>> BEGIN

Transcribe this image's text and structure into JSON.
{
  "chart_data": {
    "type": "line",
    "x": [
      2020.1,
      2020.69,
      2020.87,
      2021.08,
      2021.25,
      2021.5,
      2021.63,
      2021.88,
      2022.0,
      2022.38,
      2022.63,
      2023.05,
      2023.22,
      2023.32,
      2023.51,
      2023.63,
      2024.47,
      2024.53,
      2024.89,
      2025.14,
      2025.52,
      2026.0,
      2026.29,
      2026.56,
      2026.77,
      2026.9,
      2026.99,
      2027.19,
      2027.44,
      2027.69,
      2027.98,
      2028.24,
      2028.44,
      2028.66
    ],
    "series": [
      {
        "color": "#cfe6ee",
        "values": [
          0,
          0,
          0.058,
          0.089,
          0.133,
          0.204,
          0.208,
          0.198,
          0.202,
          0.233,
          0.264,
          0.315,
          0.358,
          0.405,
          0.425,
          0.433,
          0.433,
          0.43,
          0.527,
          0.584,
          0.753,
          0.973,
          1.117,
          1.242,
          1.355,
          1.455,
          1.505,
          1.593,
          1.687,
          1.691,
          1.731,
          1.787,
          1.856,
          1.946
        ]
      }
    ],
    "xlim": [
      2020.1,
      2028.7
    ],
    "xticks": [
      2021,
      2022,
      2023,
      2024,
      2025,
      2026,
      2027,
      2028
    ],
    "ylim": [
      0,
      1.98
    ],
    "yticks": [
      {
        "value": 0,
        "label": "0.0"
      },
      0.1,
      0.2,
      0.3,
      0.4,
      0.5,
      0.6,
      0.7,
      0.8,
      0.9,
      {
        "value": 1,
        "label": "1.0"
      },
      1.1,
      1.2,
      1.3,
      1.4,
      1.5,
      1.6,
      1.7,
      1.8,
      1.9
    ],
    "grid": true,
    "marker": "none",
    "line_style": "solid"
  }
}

>> END

== WHAT THE TASK ASKS ==
Transcribe all lines as written.

== TASK ANSWER ==
Transcribe this image's text and structure into JSON.
{
  "chart_data": {
    "type": "line",
    "x": [
      2020.1,
      2020.69,
      2020.87,
      2021.08,
      2021.25,
      2021.5,
      2021.63,
      2021.88,
      2022.0,
      2022.38,
      2022.63,
      2023.05,
      2023.22,
      2023.32,
      2023.51,
      2023.63,
      2024.47,
      2024.53,
      2024.89,
      2025.14,
      2025.52,
      2026.0,
      2026.29,
      2026.56,
      2026.77,
      2026.9,
      2026.99,
      2027.19,
      2027.44,
      2027.69,
      2027.98,
      2028.24,
      2028.44,
      2028.66
    ],
    "series": [
      {
        "color": "#cfe6ee",
        "values": [
          0,
          0,
          0.058,
          0.089,
          0.133,
          0.204,
          0.208,
          0.198,
          0.202,
          0.233,
          0.264,
          0.315,
          0.358,
          0.405,
          0.425,
          0.433,
          0.433,
          0.43,
          0.527,
          0.584,
          0.753,
          0.973,
          1.117,
          1.242,
          1.355,
          1.455,
          1.505,
          1.593,
          1.687,
          1.691,
          1.731,
          1.787,
          1.856,
          1.946
        ]
      }
    ],
    "xlim": [
      2020.1,
      2028.7
    ],
    "xticks": [
      2021,
      2022,
      2023,
      2024,
      2025,
      2026,
      2027,
      2028
    ],
    "ylim": [
      0,
      1.98
    ],
    "yticks": [
      {
        "value": 0,
        "label": "0.0"
      },
      0.1,
      0.2,
      0.3,
      0.4,
      0.5,
      0.6,
      0.7,
      0.8,
      0.9,
      {
        "value": 1,
        "label": "1.0"
      },
      1.1,
      1.2,
      1.3,
      1.4,
      1.5,
      1.6,
      1.7,
      1.8,
      1.9
    ],
    "grid": true,
    "marker": "none",
    "line_style": "solid"
  }
}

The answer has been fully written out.